**Exercise brief**:
Skip the images and copy each record exactly as written.

**Records provided**:
#####
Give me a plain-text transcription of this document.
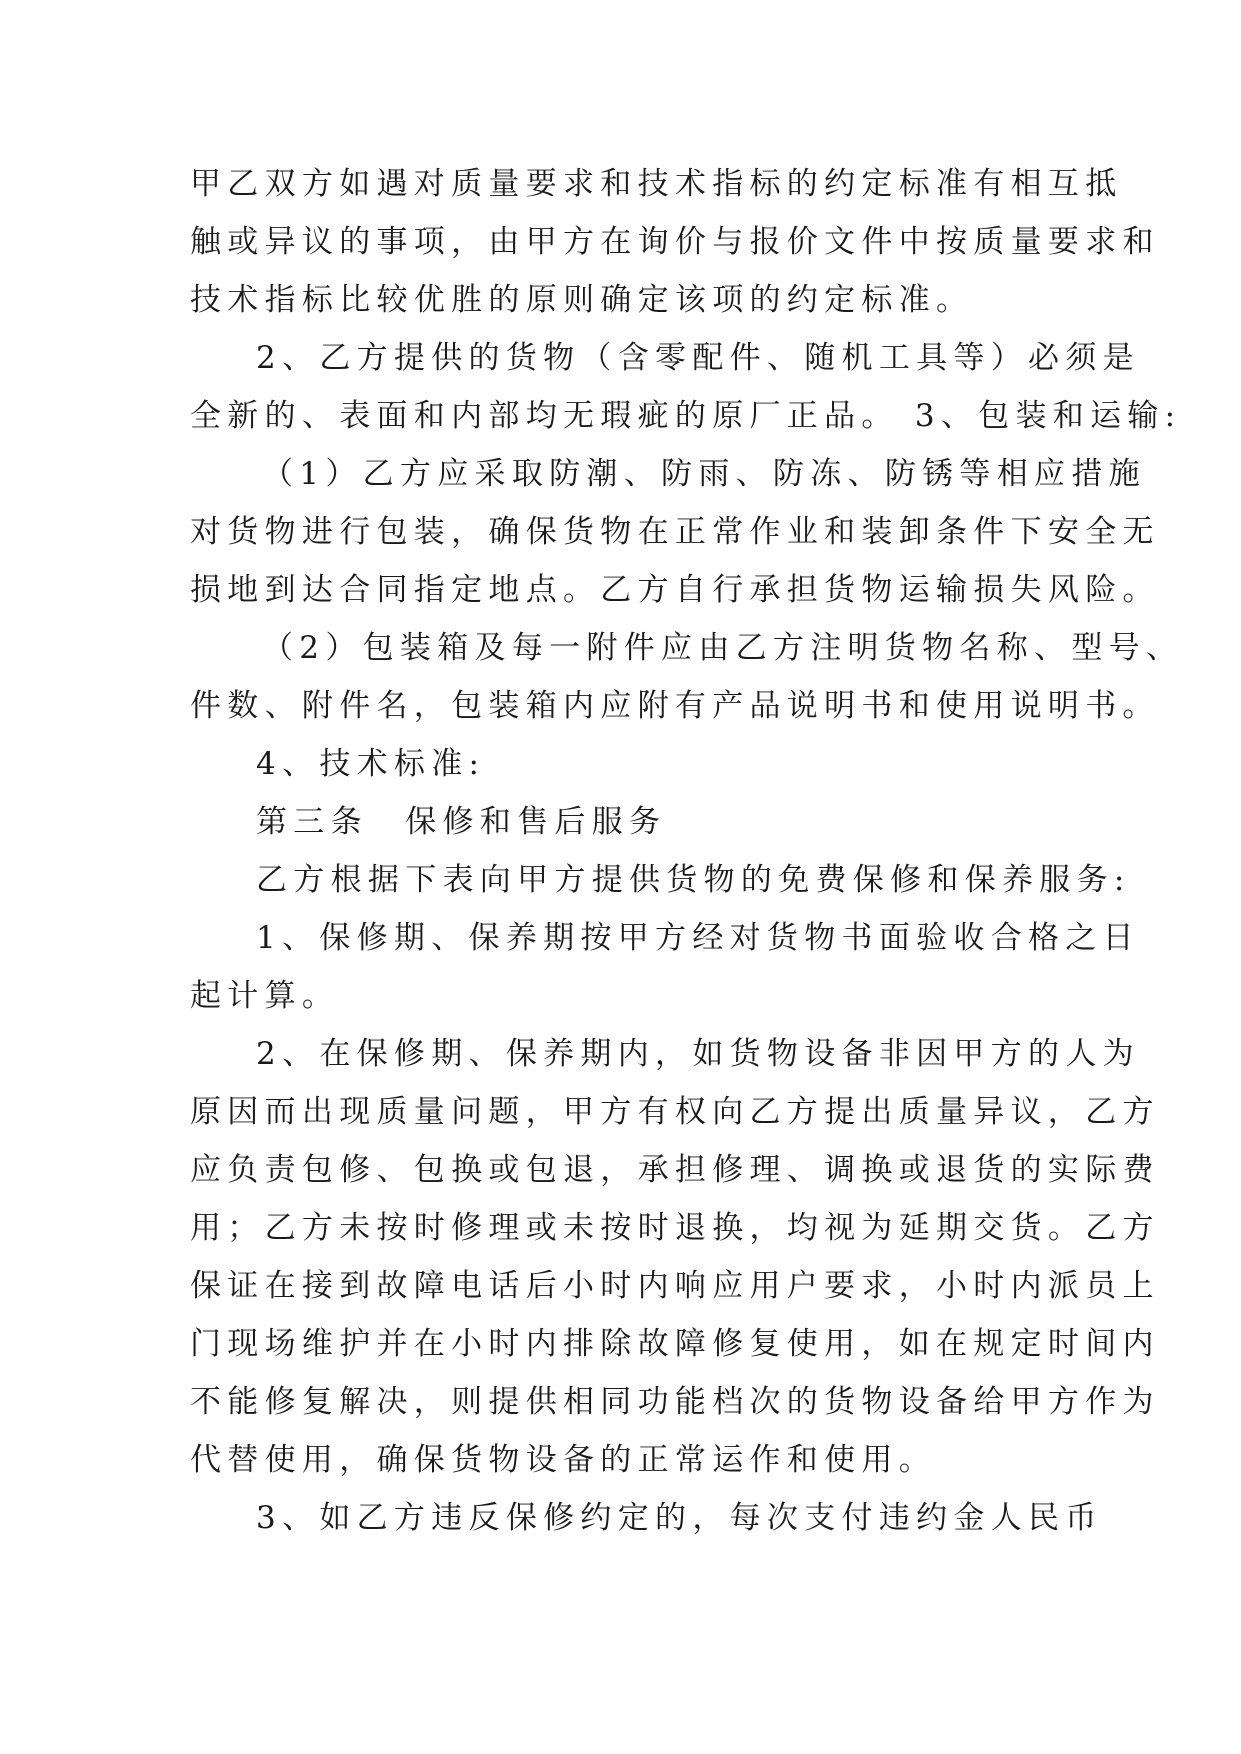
甲乙双方如遇对质量要求和技术指标的约定标准有相互抵
触或异议的事项，由甲方在询价与报价文件中按质量要求和
技术指标比较优胜的原则确定该项的约定标准。
2、乙方提供的货物（含零配件、随机工具等）必须是
全新的、表面和内部均无瑕疵的原厂正品。 3、包装和运输:
（1）乙方应采取防潮、防雨、防冻、防锈等相应措施
对货物进行包装，确保货物在正常作业和装卸条件下安全无
损地到达合同指定地点。乙方自行承担货物运输损失风险。
（2）包装箱及每一附件应由乙方注明货物名称、型号、
件数、附件名，包装箱内应附有产品说明书和使用说明书。
4、技术标准:
第三条　保修和售后服务
乙方根据下表向甲方提供货物的免费保修和保养服务:
1、保修期、保养期按甲方经对货物书面验收合格之日
起计算。
2、在保修期、保养期内，如货物设备非因甲方的人为
原因而出现质量问题，甲方有权向乙方提出质量异议，乙方
应负责包修、包换或包退，承担修理、调换或退货的实际费
用；乙方未按时修理或未按时退换，均视为延期交货。乙方
保证在接到故障电话后小时内响应用户要求，小时内派员上
门现场维护并在小时内排除故障修复使用，如在规定时间内
不能修复解决，则提供相同功能档次的货物设备给甲方作为
代替使用，确保货物设备的正常运作和使用。
3、如乙方违反保修约定的，每次支付违约金人民币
#####
**Exercise solution**:
Give me a plain-text transcription of this document.
甲乙双方如遇对质量要求和技术指标的约定标准有相互抵
触或异议的事项，由甲方在询价与报价文件中按质量要求和
技术指标比较优胜的原则确定该项的约定标准。
2、乙方提供的货物（含零配件、随机工具等）必须是
全新的、表面和内部均无瑕疵的原厂正品。 3、包装和运输:
（1）乙方应采取防潮、防雨、防冻、防锈等相应措施
对货物进行包装，确保货物在正常作业和装卸条件下安全无
损地到达合同指定地点。乙方自行承担货物运输损失风险。
（2）包装箱及每一附件应由乙方注明货物名称、型号、
件数、附件名，包装箱内应附有产品说明书和使用说明书。
4、技术标准:
第三条　保修和售后服务
乙方根据下表向甲方提供货物的免费保修和保养服务:
1、保修期、保养期按甲方经对货物书面验收合格之日
起计算。
2、在保修期、保养期内，如货物设备非因甲方的人为
原因而出现质量问题，甲方有权向乙方提出质量异议，乙方
应负责包修、包换或包退，承担修理、调换或退货的实际费
用；乙方未按时修理或未按时退换，均视为延期交货。乙方
保证在接到故障电话后小时内响应用户要求，小时内派员上
门现场维护并在小时内排除故障修复使用，如在规定时间内
不能修复解决，则提供相同功能档次的货物设备给甲方作为
代替使用，确保货物设备的正常运作和使用。
3、如乙方违反保修约定的，每次支付违约金人民币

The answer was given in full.